*** Exercise material

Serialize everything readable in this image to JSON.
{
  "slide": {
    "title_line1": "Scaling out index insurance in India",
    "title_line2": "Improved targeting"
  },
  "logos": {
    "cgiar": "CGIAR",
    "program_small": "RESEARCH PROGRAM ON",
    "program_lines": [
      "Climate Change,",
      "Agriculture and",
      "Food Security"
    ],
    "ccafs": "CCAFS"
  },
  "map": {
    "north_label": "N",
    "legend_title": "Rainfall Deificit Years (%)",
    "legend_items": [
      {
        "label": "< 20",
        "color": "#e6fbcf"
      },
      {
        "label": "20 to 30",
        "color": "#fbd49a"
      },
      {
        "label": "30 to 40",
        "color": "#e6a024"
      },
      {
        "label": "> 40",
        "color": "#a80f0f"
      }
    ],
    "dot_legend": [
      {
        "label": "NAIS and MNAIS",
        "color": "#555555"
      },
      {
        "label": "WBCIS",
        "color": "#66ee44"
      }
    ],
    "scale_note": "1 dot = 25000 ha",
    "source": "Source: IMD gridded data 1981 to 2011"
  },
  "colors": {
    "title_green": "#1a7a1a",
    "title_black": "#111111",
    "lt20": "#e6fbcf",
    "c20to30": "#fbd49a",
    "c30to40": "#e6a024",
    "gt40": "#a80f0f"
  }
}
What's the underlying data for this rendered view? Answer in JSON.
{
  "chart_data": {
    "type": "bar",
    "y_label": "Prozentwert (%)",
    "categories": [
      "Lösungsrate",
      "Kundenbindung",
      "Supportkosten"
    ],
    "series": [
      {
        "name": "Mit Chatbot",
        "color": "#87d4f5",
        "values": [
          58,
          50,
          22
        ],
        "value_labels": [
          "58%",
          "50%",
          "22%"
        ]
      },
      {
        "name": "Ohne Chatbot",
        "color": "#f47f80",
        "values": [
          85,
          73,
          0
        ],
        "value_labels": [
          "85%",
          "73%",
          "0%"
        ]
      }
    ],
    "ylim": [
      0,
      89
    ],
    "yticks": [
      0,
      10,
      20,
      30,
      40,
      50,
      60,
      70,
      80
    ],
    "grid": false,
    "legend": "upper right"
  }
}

******

Task directions = Your task is to extract all of the records exactly.

Correct result =
Serialize everything readable in this image to JSON.
{
  "slide": {
    "title_line1": "Scaling out index insurance in India",
    "title_line2": "Improved targeting"
  },
  "logos": {
    "cgiar": "CGIAR",
    "program_small": "RESEARCH PROGRAM ON",
    "program_lines": [
      "Climate Change,",
      "Agriculture and",
      "Food Security"
    ],
    "ccafs": "CCAFS"
  },
  "map": {
    "north_label": "N",
    "legend_title": "Rainfall Deificit Years (%)",
    "legend_items": [
      {
        "label": "< 20",
        "color": "#e6fbcf"
      },
      {
        "label": "20 to 30",
        "color": "#fbd49a"
      },
      {
        "label": "30 to 40",
        "color": "#e6a024"
      },
      {
        "label": "> 40",
        "color": "#a80f0f"
      }
    ],
    "dot_legend": [
      {
        "label": "NAIS and MNAIS",
        "color": "#555555"
      },
      {
        "label": "WBCIS",
        "color": "#66ee44"
      }
    ],
    "scale_note": "1 dot = 25000 ha",
    "source": "Source: IMD gridded data 1981 to 2011"
  },
  "colors": {
    "title_green": "#1a7a1a",
    "title_black": "#111111",
    "lt20": "#e6fbcf",
    "c20to30": "#fbd49a",
    "c30to40": "#e6a024",
    "gt40": "#a80f0f"
  }
}
What's the underlying data for this rendered view? Answer in JSON.
{
  "chart_data": {
    "type": "bar",
    "y_label": "Prozentwert (%)",
    "categories": [
      "Lösungsrate",
      "Kundenbindung",
      "Supportkosten"
    ],
    "series": [
      {
        "name": "Mit Chatbot",
        "color": "#87d4f5",
        "values": [
          58,
          50,
          22
        ],
        "value_labels": [
          "58%",
          "50%",
          "22%"
        ]
      },
      {
        "name": "Ohne Chatbot",
        "color": "#f47f80",
        "values": [
          85,
          73,
          0
        ],
        "value_labels": [
          "85%",
          "73%",
          "0%"
        ]
      }
    ],
    "ylim": [
      0,
      89
    ],
    "yticks": [
      0,
      10,
      20,
      30,
      40,
      50,
      60,
      70,
      80
    ],
    "grid": false,
    "legend": "upper right"
  }
}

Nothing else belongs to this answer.